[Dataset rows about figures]
* * *
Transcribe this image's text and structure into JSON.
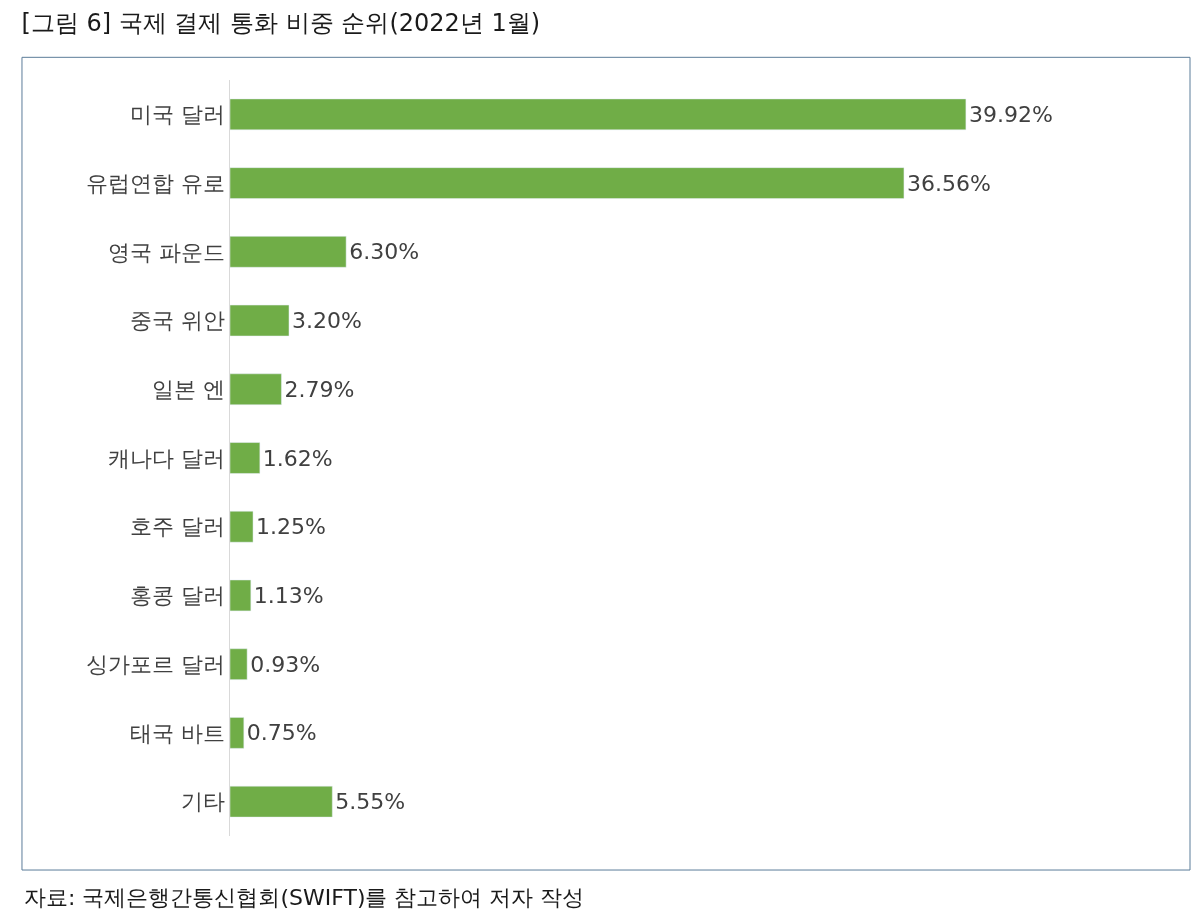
{
  "chart_data": {
    "type": "bar",
    "orientation": "horizontal",
    "title": "[그림 6] 국제 결제 통화 비중 순위(2022년 1월)",
    "categories": [
      "미국 달러",
      "유럽연합 유로",
      "영국 파운드",
      "중국 위안",
      "일본 엔",
      "캐나다 달러",
      "호주 달러",
      "홍콩 달러",
      "싱가포르 달러",
      "태국 바트",
      "기타"
    ],
    "values": [
      39.92,
      36.56,
      6.3,
      3.2,
      2.79,
      1.62,
      1.25,
      1.13,
      0.93,
      0.75,
      5.55
    ],
    "value_labels": [
      "39.92%",
      "36.56%",
      "6.30%",
      "3.20%",
      "2.79%",
      "1.62%",
      "1.25%",
      "1.13%",
      "0.93%",
      "0.75%",
      "5.55%"
    ],
    "color": "#70ad47",
    "tick_labels": "y",
    "annotations": [
      "자료: 국제은행간통신협회(SWIFT)를 참고하여 저자 작성"
    ]
  }
}
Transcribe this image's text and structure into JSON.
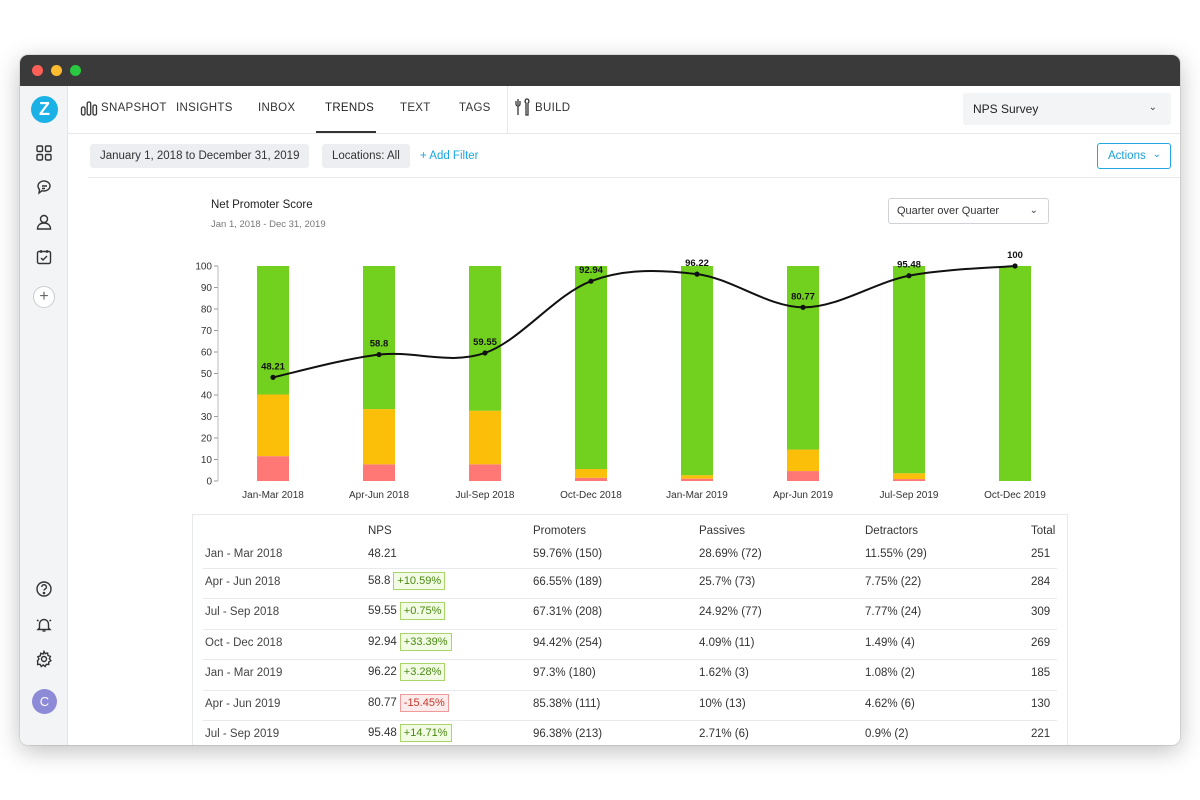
* * *
Short exercise:
Every record above should be transcribed exactly; the pictures stay out of the copy.

Output:
Transcribe this image's text and structure into JSON.
{
  "chart_data": {
    "type": "bar",
    "orientation": "horizontal",
    "title": "[그림 6] 국제 결제 통화 비중 순위(2022년 1월)",
    "categories": [
      "미국 달러",
      "유럽연합 유로",
      "영국 파운드",
      "중국 위안",
      "일본 엔",
      "캐나다 달러",
      "호주 달러",
      "홍콩 달러",
      "싱가포르 달러",
      "태국 바트",
      "기타"
    ],
    "values": [
      39.92,
      36.56,
      6.3,
      3.2,
      2.79,
      1.62,
      1.25,
      1.13,
      0.93,
      0.75,
      5.55
    ],
    "value_labels": [
      "39.92%",
      "36.56%",
      "6.30%",
      "3.20%",
      "2.79%",
      "1.62%",
      "1.25%",
      "1.13%",
      "0.93%",
      "0.75%",
      "5.55%"
    ],
    "color": "#70ad47",
    "tick_labels": "y",
    "annotations": [
      "자료: 국제은행간통신협회(SWIFT)를 참고하여 저자 작성"
    ]
  }
}
Transcribe this image's text and structure into JSON.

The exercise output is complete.